DATA LINES -
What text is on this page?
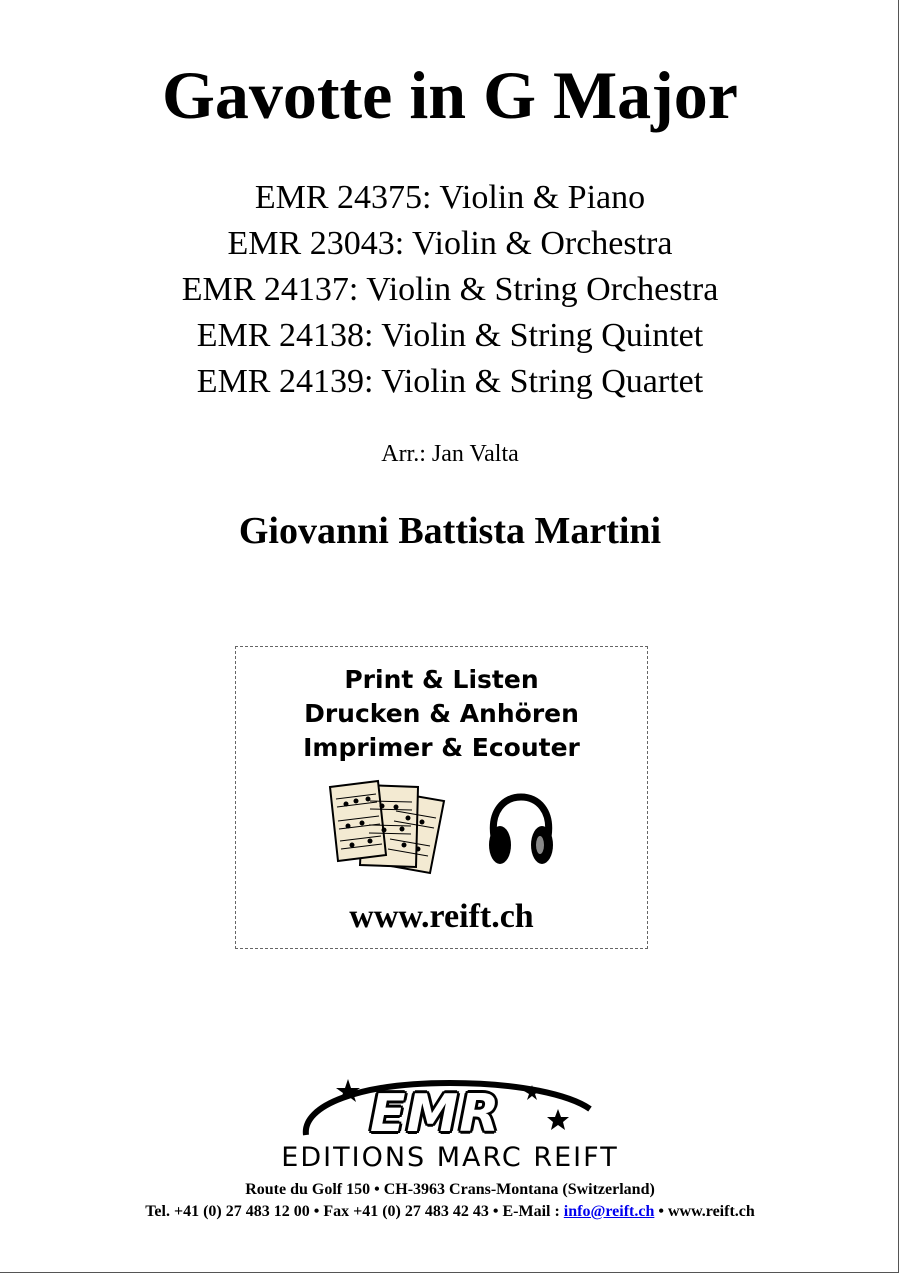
Gavotte in G Major
EMR 24375: Violin & Piano
EMR 23043: Violin & Orchestra
EMR 24137: Violin & String Orchestra
EMR 24138: Violin & String Quintet
EMR 24139: Violin & String Quartet
Arr.: Jan Valta
Giovanni Battista Martini
Print & Listen
Drucken & Anhören
Imprimer & Ecouter
www.reift.ch
EMR
EDITIONS MARC REIFT
Route du Golf 150 • CH-3963 Crans-Montana (Switzerland)
Tel. +41 (0) 27 483 12 00 • Fax +41 (0) 27 483 42 43 • E-Mail : info@reift.ch • www.reift.ch
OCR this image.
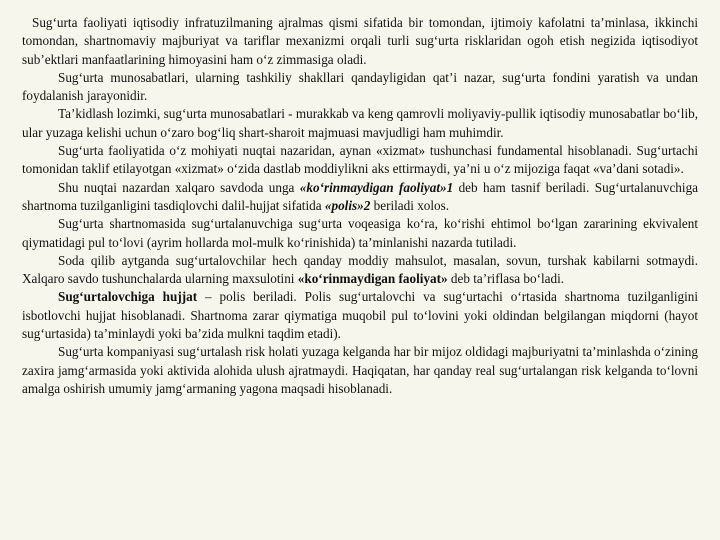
Sug‘urta faoliyati iqtisodiy infratuzilmaning ajralmas qismi sifatida bir tomondan, ijtimoiy kafolatni ta’minlasa, ikkinchi tomondan, shartnomaviy majburiyat va tariflar mexanizmi orqali turli sug‘urta risklaridan ogoh etish negizida iqtisodiyot sub’ektlari manfaatlarining himoyasini ham o‘z zimmasiga oladi.

Sug‘urta munosabatlari, ularning tashkiliy shakllari qandayligidan qat’i nazar, sug‘urta fondini yaratish va undan foydalanish jarayonidir.

Ta’kidlash lozimki, sug‘urta munosabatlari - murakkab va keng qamrovli moliyaviy-pullik iqtisodiy munosabatlar bo‘lib, ular yuzaga kelishi uchun o‘zaro bog‘liq shart-sharoit majmuasi mavjudligi ham muhimdir.

Sug‘urta faoliyatida o‘z mohiyati nuqtai nazaridan, aynan «xizmat» tushunchasi fundamental hisoblanadi. Sug‘urtachi tomonidan taklif etilayotgan «xizmat» o‘zida dastlab moddiylikni aks ettirmaydi, ya’ni u o‘z mijoziga faqat «va’dani sotadi».

Shu nuqtai nazardan xalqaro savdoda unga «ko‘rinmaydigan faoliyat»1 deb ham tasnif beriladi. Sug‘urtalanuvchiga shartnoma tuzilganligini tasdiqlovchi dalil-hujjat sifatida «polis»2 beriladi xolos.

Sug‘urta shartnomasida sug‘urtalanuvchiga sug‘urta voqeasiga ko‘ra, ko‘rishi ehtimol bo‘lgan zararining ekvivalent qiymatidagi pul to‘lovi (ayrim hollarda mol-mulk ko‘rinishida) ta’minlanishi nazarda tutiladi.

Soda qilib aytganda sug‘urtalovchilar hech qanday moddiy mahsulot, masalan, sovun, turshak kabilarni sotmaydi. Xalqaro savdo tushunchalarda ularning maxsulotini «ko‘rinmaydigan faoliyat» deb ta’riflasa bo‘ladi.

Sug‘urtalovchiga hujjat – polis beriladi. Polis sug‘urtalovchi va sug‘urtachi o‘rtasida shartnoma tuzilganligini isbotlovchi hujjat hisoblanadi. Shartnoma zarar qiymatiga muqobil pul to‘lovini yoki oldindan belgilangan miqdorni (hayot sug‘urtasida) ta’minlaydi yoki ba’zida mulkni taqdim etadi).

Sug‘urta kompaniyasi sug‘urtalash risk holati yuzaga kelganda har bir mijoz oldidagi majburiyatni ta’minlashda o‘zining zaxira jamg‘armasida yoki aktivida alohida ulush ajratmaydi. Haqiqatan, har qanday real sug‘urtalangan risk kelganda to‘lovni amalga oshirish umumiy jamg‘armaning yagona maqsadi hisoblanadi.
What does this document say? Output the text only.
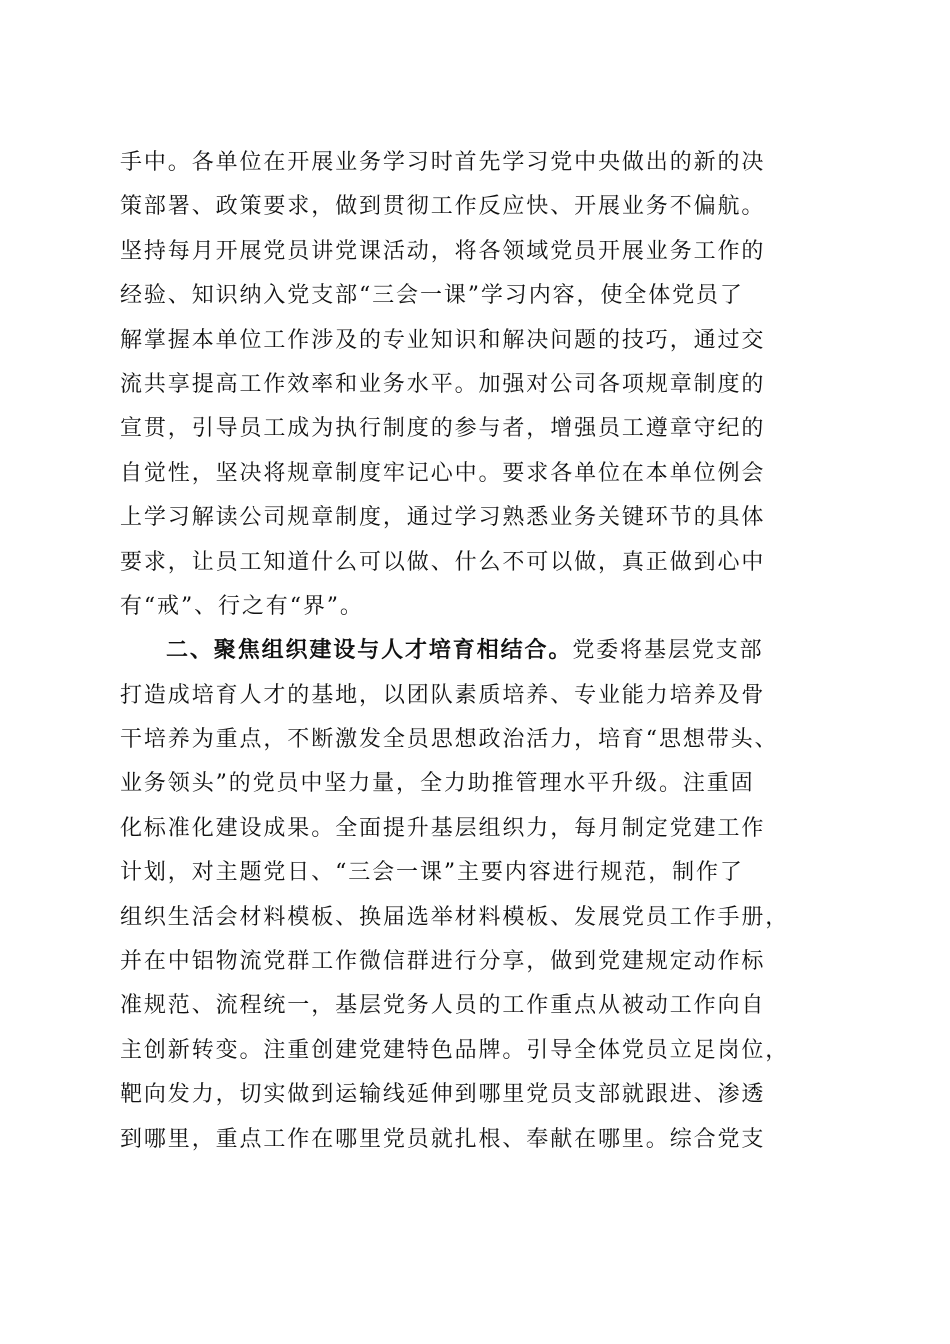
手中。各单位在开展业务学习时首先学习党中央做出的新的决
策部署、政策要求，做到贯彻工作反应快、开展业务不偏航。
坚持每月开展党员讲党课活动，将各领域党员开展业务工作的
经验、知识纳入党支部“三会一课”学习内容，使全体党员了
解掌握本单位工作涉及的专业知识和解决问题的技巧，通过交
流共享提高工作效率和业务水平。加强对公司各项规章制度的
宣贯，引导员工成为执行制度的参与者，增强员工遵章守纪的
自觉性，坚决将规章制度牢记心中。要求各单位在本单位例会
上学习解读公司规章制度，通过学习熟悉业务关键环节的具体
要求，让员工知道什么可以做、什么不可以做，真正做到心中
有“戒”、行之有“界”。
二、聚焦组织建设与人才培育相结合。党委将基层党支部
打造成培育人才的基地，以团队素质培养、专业能力培养及骨
干培养为重点，不断激发全员思想政治活力，培育“思想带头、
业务领头”的党员中坚力量，全力助推管理水平升级。注重固
化标准化建设成果。全面提升基层组织力，每月制定党建工作
计划，对主题党日、“三会一课”主要内容进行规范，制作了
组织生活会材料模板、换届选举材料模板、发展党员工作手册，
并在中铝物流党群工作微信群进行分享，做到党建规定动作标
准规范、流程统一，基层党务人员的工作重点从被动工作向自
主创新转变。注重创建党建特色品牌。引导全体党员立足岗位，
靶向发力，切实做到运输线延伸到哪里党员支部就跟进、渗透
到哪里，重点工作在哪里党员就扎根、奉献在哪里。综合党支
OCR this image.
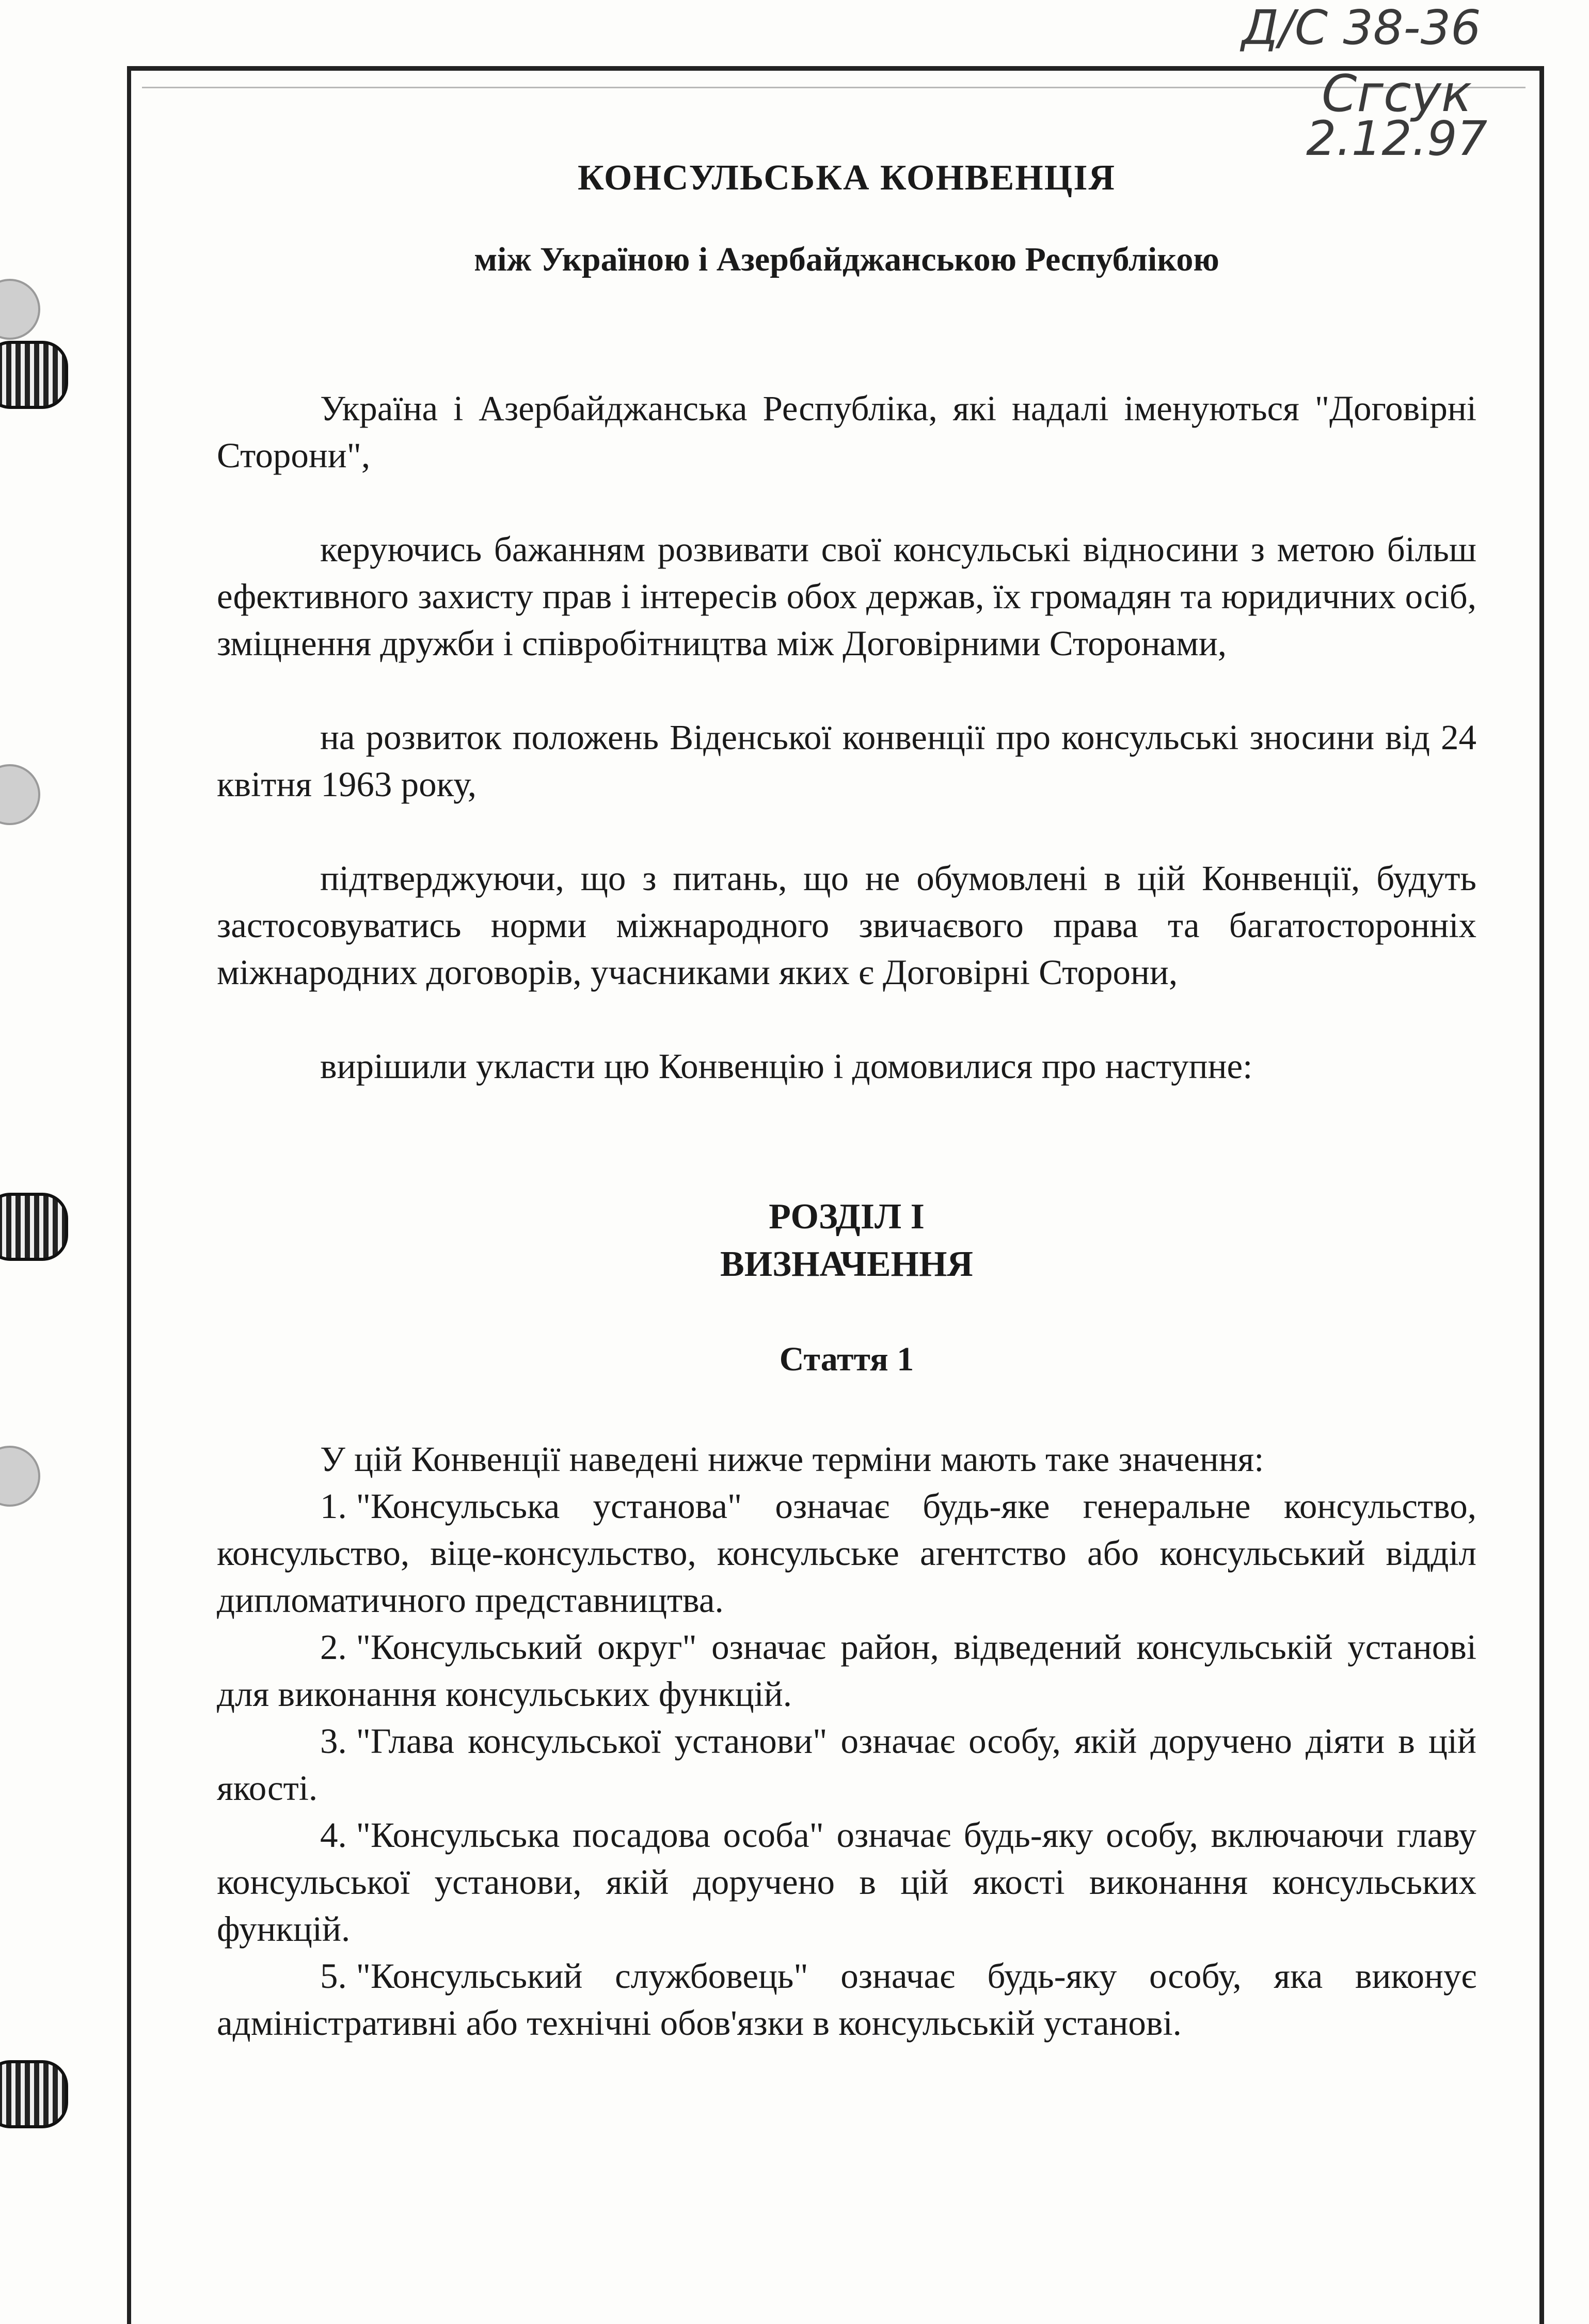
Д/С 38-36
Сгсук
2.12.97
КОНСУЛЬСЬКА КОНВЕНЦІЯ
між Україною і Азербайджанською Республікою

Україна і Азербайджанська Республіка, які надалі іменуються "Договірні Сторони",

керуючись бажанням розвивати свої консульські відносини з метою більш ефективного захисту прав і інтересів обох держав, їх громадян та юридичних осіб, зміцнення дружби і співробітництва між Договірними Сторонами,

на розвиток положень Віденської конвенції про консульські зносини від 24 квітня 1963 року,

підтверджуючи, що з питань, що не обумовлені в цій Конвенції, будуть застосовуватись норми міжнародного звичаєвого права та багатосторонніх міжнародних договорів, учасниками яких є Договірні Сторони,

вирішили укласти цю Конвенцію і домовилися про наступне:

РОЗДІЛ І
ВИЗНАЧЕННЯ
Стаття 1

У цій Конвенції наведені нижче терміни мають таке значення:

1. "Консульська установа" означає будь-яке генеральне консульство, консульство, віце-консульство, консульське агентство або консульський відділ дипломатичного представництва.

2. "Консульський округ" означає район, відведений консульській установі для виконання консульських функцій.

3. "Глава консульської установи" означає особу, якій доручено діяти в цій якості.

4. "Консульська посадова особа" означає будь-яку особу, включаючи главу консульської установи, якій доручено в цій якості виконання консульських функцій.

5. "Консульський службовець" означає будь-яку особу, яка виконує адміністративні або технічні обов'язки в консульській установі.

PROMPT - In the records above, find each line holding "ularning" and copy it.

ANSWER TO THIS EXERCISE -
Sug‘urta munosabatlari, ularning tashkiliy shakllari qandayligidan qat’i nazar, sug‘urta fondini yaratish va undan foydalanish jarayonidir.
Soda qilib aytganda sug‘urtalovchilar hech qanday moddiy mahsulot, masalan, sovun, turshak kabilarni sotmaydi. Xalqaro savdo tushunchalarda ularning maxsulotini «ko‘rinmaydigan faoliyat» deb ta’riflasa bo‘ladi.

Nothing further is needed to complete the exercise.